[Task to complete] Gather every line of the entries that includes the word "take".
## BEGIN Records
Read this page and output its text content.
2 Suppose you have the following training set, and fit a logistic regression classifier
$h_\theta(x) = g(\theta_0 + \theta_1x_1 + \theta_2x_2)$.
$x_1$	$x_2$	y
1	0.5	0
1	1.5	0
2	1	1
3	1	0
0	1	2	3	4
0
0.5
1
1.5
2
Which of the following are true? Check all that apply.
## END Records
## BEGIN Records
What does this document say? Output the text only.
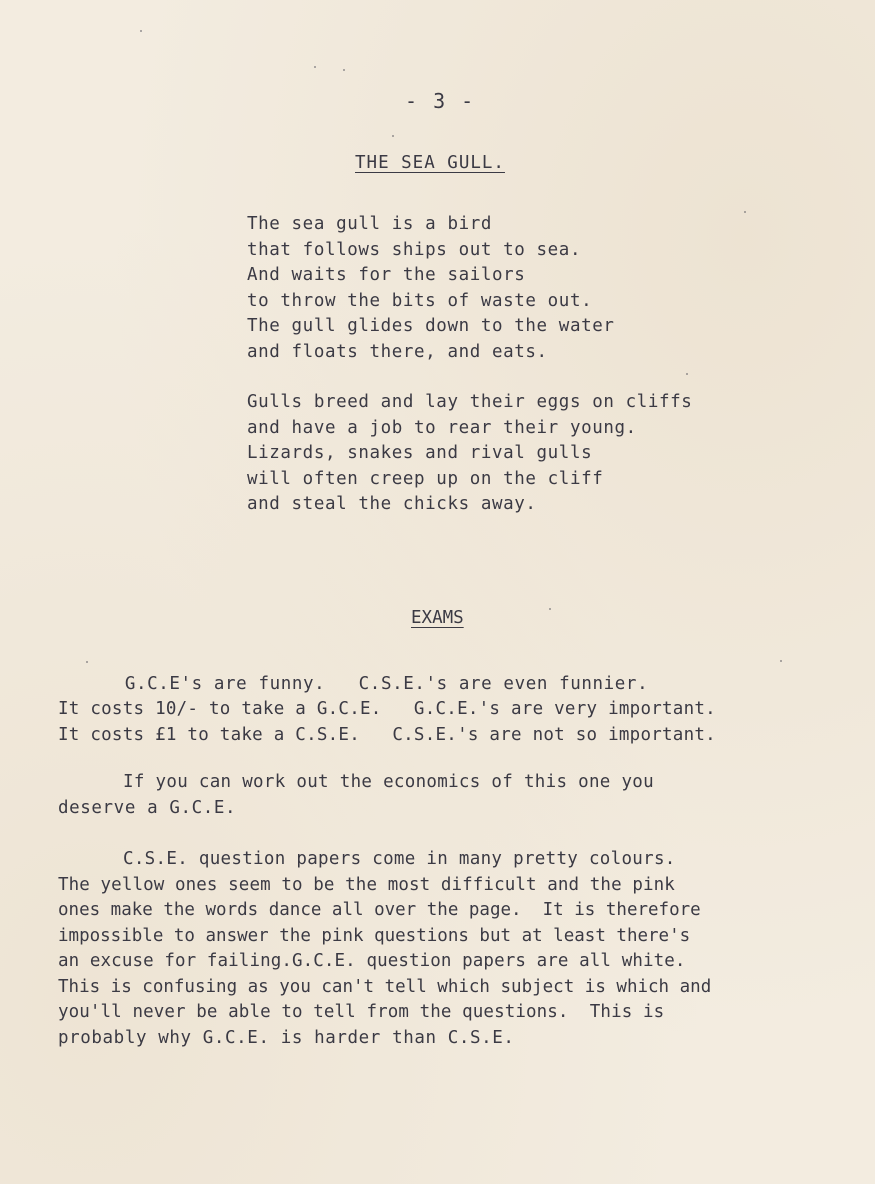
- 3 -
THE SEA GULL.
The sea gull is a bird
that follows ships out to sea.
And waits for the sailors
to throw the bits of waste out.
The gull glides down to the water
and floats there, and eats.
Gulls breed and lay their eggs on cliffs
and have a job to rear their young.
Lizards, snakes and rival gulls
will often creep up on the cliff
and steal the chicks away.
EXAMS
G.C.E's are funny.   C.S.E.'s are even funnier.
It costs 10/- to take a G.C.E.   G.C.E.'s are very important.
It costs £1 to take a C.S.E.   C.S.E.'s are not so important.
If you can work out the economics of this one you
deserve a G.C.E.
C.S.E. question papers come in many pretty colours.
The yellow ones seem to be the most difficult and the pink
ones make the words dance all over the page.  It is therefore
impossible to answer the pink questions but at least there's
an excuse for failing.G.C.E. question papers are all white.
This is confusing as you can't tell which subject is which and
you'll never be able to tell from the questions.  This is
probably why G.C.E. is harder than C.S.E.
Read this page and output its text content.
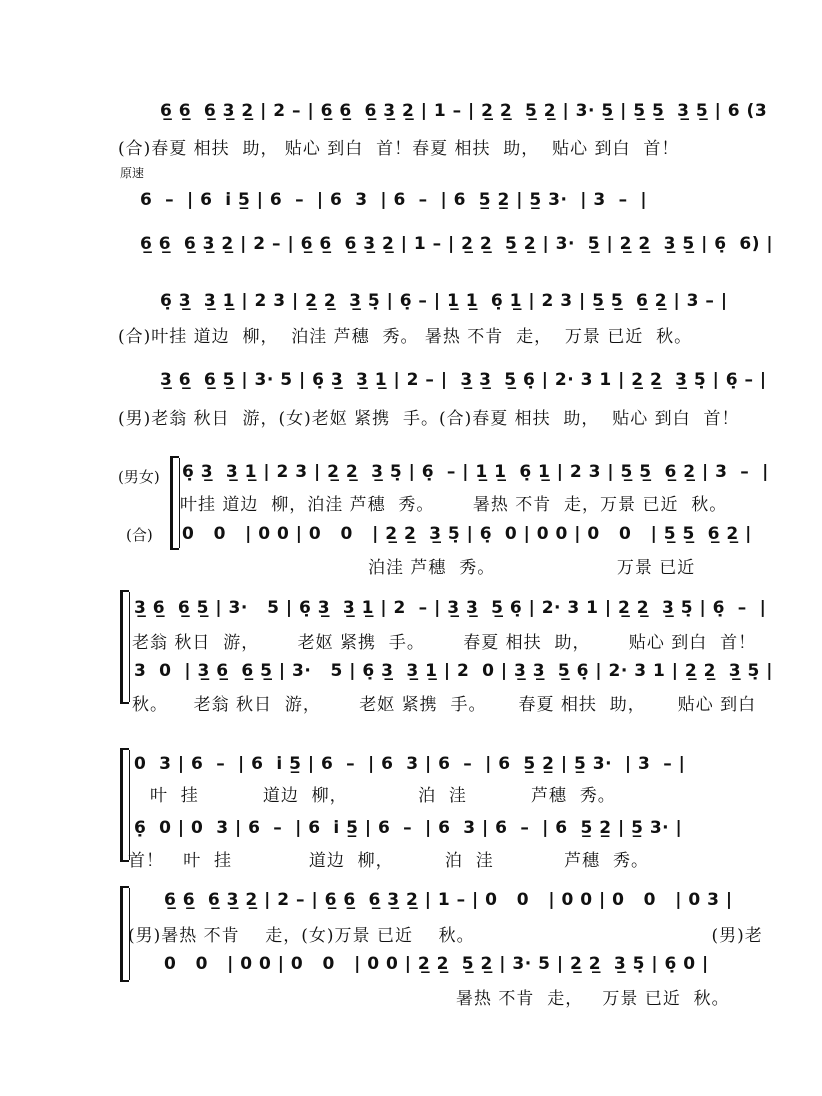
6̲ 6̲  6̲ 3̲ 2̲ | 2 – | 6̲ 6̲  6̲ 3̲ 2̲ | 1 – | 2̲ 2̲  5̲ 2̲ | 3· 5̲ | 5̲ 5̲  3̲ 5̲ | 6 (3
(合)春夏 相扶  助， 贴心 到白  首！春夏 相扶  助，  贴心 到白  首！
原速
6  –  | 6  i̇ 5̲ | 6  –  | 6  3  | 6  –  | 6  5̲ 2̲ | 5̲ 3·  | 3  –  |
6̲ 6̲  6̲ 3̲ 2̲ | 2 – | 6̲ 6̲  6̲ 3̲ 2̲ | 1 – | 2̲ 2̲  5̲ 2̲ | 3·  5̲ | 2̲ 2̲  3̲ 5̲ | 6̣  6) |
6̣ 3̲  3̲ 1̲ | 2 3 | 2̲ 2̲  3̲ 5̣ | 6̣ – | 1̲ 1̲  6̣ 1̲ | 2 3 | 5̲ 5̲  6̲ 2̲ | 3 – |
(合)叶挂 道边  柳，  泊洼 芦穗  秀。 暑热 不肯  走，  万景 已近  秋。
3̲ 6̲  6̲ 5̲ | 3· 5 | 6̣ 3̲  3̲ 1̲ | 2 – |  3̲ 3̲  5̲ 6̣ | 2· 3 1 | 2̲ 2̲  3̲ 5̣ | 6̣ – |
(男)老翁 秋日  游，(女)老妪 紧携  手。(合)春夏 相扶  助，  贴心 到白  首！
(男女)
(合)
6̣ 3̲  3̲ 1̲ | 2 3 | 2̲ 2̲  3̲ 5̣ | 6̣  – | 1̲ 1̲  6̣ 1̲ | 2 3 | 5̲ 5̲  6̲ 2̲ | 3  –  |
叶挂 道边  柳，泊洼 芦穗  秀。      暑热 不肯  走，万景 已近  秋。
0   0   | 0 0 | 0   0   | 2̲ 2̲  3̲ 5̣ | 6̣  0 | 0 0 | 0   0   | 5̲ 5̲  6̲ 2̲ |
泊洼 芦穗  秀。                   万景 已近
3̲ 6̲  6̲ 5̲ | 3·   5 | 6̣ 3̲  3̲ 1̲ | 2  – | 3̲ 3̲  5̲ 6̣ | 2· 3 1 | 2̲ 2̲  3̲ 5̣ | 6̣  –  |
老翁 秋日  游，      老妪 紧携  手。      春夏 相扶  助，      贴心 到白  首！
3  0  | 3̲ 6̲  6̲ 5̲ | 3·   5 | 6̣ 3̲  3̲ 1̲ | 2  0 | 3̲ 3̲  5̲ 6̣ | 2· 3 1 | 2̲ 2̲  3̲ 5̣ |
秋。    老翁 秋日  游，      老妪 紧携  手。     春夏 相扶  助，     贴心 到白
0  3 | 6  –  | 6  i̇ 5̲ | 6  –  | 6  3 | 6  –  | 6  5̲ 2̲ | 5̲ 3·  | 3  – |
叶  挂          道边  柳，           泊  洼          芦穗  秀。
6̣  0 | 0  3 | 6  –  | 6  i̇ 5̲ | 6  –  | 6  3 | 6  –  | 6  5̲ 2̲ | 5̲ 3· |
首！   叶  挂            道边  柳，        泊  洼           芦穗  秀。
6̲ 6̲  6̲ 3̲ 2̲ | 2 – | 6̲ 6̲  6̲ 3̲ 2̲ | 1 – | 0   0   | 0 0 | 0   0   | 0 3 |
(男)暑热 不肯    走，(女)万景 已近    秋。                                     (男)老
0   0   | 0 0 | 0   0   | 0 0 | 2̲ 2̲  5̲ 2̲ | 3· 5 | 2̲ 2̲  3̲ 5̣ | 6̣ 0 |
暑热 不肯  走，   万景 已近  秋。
## END Records
## BEGIN Records
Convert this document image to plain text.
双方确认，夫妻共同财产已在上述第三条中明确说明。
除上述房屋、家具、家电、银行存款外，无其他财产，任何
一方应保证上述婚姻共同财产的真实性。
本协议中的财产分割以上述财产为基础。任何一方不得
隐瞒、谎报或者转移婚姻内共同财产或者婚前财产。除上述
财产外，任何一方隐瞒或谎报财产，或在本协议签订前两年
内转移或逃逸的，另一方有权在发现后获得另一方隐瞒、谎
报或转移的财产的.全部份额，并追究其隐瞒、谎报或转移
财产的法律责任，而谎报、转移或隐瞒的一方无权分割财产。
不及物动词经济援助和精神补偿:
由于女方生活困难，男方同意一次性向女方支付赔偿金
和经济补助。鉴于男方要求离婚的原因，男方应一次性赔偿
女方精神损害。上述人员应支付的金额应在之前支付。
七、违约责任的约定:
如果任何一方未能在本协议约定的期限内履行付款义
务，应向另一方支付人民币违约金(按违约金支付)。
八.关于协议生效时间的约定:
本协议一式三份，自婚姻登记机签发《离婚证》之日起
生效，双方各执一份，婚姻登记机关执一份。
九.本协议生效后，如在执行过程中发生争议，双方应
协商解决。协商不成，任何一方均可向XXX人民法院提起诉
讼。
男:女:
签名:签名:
## END Records
[Answer to this problem]
It costs 10/- to take a G.C.E.   G.C.E.'s are very important.
It costs £1 to take a C.S.E.   C.S.E.'s are not so important.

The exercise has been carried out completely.